PROBLEM DESCRIPTION: Locate every line below that contains the string "Variable" and copy each one. The match is case-sensitive.
◆ ◆ ◆ ◆ ◆ ◆ ◆
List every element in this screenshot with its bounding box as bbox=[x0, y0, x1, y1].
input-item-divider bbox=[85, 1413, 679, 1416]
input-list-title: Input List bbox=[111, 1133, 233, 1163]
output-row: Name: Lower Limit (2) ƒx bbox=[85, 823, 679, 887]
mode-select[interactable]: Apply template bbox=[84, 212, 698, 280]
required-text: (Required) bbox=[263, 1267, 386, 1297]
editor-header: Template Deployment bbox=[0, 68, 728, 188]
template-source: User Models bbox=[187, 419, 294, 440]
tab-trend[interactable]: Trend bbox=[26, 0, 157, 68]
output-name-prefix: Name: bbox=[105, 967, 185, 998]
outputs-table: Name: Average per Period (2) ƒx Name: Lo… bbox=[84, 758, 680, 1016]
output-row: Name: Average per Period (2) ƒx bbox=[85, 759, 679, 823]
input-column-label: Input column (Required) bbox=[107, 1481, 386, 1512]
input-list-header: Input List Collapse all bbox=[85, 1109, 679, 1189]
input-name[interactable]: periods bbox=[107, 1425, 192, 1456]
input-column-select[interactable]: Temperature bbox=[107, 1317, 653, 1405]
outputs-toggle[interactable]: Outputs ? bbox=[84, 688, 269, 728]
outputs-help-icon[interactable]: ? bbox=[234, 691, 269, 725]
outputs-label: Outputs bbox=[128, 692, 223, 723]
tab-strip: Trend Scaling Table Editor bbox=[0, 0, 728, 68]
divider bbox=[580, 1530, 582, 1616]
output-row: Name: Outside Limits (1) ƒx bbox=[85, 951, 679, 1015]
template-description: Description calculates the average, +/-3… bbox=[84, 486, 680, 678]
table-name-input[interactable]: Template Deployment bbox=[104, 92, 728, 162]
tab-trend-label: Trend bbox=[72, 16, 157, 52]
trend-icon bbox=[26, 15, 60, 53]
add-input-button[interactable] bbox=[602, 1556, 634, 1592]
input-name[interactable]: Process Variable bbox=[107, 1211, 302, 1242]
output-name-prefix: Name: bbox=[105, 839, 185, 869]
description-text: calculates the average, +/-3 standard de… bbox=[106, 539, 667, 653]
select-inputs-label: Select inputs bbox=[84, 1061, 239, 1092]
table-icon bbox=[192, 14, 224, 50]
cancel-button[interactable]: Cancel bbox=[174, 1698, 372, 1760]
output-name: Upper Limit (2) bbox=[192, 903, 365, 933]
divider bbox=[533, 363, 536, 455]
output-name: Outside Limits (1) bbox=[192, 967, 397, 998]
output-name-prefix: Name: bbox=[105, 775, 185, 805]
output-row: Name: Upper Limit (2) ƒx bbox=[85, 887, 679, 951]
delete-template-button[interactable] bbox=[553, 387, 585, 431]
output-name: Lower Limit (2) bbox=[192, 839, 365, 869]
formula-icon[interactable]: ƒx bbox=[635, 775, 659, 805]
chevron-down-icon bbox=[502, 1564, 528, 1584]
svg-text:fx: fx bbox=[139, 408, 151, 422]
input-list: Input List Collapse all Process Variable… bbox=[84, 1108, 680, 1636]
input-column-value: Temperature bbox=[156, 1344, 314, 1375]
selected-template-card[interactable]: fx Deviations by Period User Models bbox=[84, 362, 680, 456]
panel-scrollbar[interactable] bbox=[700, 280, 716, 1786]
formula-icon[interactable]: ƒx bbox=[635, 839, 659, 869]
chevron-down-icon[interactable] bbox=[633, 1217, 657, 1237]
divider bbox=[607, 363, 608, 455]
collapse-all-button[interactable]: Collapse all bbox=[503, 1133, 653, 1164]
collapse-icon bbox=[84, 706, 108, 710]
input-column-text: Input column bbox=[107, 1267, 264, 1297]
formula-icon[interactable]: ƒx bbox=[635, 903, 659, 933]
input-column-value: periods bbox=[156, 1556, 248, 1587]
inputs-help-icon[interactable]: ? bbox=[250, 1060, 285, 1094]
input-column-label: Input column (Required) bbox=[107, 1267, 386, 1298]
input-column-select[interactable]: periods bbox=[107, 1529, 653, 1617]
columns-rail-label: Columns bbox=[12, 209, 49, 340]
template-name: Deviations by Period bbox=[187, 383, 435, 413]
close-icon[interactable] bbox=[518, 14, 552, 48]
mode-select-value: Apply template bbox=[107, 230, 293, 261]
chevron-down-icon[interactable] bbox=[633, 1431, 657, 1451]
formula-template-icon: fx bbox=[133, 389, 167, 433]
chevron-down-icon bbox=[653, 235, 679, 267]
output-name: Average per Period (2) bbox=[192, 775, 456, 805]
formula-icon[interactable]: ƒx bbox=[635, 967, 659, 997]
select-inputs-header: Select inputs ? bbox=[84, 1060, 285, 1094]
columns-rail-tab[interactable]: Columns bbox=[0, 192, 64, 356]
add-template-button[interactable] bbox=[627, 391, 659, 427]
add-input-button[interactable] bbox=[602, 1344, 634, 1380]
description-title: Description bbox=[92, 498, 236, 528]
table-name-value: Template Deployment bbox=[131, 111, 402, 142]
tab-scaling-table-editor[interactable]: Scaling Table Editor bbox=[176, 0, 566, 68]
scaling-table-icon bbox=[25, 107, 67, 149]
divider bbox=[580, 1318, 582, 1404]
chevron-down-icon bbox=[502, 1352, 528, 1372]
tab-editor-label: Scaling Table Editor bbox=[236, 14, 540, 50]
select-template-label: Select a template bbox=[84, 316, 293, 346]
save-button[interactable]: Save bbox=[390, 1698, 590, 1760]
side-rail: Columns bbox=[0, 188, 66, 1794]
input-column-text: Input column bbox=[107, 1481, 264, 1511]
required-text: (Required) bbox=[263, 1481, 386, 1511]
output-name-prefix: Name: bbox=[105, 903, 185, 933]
◆ ◆ ◆ ◆ ◆ ◆ ◆
FULL ANSWER:
input-name[interactable]: Process Variable bbox=[107, 1211, 302, 1242]
input-list: Input List Collapse all Process Variable… bbox=[84, 1108, 680, 1636]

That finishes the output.